Set exercise: Using the data below, gather each line that includes the word "JSON".

--*--

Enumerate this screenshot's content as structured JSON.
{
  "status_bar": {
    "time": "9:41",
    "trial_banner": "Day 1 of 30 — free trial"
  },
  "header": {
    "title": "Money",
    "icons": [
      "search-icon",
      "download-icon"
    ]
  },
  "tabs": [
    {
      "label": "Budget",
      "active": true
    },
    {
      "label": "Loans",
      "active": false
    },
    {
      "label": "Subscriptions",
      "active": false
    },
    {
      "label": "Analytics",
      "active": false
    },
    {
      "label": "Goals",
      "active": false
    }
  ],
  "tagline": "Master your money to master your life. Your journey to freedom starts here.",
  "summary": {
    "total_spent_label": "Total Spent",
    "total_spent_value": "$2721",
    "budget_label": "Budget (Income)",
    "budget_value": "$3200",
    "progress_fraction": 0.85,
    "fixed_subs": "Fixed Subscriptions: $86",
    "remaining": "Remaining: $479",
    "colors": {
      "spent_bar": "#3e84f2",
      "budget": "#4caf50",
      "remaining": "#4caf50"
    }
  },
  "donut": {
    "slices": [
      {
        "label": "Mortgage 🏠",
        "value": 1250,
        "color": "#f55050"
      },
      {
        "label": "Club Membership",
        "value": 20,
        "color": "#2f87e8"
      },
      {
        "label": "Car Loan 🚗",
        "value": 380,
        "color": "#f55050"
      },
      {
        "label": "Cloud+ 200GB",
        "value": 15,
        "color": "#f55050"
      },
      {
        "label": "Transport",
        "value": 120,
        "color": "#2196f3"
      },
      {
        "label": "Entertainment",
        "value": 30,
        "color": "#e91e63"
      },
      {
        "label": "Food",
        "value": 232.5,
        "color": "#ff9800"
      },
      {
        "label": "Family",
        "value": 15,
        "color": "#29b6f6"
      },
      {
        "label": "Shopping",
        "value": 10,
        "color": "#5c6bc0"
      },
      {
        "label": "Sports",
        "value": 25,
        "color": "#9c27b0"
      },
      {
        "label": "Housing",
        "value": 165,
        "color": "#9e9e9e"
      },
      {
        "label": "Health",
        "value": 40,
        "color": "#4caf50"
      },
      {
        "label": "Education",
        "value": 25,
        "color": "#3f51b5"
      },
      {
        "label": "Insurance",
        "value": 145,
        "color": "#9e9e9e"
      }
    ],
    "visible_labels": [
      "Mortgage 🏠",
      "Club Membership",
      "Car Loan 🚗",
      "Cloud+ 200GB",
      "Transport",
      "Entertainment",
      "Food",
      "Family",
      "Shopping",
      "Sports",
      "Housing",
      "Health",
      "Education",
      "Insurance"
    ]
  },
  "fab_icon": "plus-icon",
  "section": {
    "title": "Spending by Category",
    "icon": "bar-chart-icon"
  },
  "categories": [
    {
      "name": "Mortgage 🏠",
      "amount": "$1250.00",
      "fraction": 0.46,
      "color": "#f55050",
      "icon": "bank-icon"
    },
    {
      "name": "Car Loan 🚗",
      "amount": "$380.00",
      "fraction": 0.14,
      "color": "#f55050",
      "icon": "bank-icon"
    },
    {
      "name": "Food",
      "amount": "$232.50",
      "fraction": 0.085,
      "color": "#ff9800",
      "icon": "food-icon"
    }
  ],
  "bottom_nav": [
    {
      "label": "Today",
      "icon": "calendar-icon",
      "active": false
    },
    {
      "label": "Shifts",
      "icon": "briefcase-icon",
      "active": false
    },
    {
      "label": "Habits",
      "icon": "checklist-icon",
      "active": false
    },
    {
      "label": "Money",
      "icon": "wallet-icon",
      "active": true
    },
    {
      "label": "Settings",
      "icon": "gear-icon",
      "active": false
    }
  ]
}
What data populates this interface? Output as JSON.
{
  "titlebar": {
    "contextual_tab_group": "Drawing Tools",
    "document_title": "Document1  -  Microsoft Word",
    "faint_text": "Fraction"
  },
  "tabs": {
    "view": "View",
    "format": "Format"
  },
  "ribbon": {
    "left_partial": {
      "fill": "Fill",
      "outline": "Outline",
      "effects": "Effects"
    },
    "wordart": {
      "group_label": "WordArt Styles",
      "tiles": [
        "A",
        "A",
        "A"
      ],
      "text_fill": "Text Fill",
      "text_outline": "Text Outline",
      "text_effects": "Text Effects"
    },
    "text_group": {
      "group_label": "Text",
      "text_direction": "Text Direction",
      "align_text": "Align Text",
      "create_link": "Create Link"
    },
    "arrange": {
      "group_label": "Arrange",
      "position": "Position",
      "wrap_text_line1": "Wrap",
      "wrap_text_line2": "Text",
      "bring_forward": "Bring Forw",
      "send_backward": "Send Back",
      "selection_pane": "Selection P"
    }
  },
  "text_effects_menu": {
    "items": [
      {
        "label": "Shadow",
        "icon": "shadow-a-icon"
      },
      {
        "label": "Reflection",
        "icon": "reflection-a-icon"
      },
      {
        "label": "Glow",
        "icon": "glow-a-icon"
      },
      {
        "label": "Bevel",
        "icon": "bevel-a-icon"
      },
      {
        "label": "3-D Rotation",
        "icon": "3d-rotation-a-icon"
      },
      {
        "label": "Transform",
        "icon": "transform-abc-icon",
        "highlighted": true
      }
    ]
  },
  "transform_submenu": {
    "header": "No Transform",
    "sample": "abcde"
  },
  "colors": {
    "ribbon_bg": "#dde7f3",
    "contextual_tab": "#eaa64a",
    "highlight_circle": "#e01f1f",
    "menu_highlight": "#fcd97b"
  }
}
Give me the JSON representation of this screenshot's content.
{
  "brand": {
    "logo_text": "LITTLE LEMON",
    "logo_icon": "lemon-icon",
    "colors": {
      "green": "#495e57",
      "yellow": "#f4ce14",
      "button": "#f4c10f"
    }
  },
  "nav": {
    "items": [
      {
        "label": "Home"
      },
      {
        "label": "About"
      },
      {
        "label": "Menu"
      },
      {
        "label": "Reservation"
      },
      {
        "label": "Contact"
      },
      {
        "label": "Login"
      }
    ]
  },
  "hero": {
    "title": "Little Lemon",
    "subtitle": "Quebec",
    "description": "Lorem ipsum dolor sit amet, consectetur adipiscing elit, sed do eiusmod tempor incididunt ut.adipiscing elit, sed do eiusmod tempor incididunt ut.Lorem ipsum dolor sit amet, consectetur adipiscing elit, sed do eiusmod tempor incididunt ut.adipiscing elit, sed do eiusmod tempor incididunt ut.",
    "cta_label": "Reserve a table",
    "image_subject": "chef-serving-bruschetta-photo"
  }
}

--*--

Answer for this exercise:
Enumerate this screenshot's content as structured JSON.
What data populates this interface? Output as JSON.
Give me the JSON representation of this screenshot's content.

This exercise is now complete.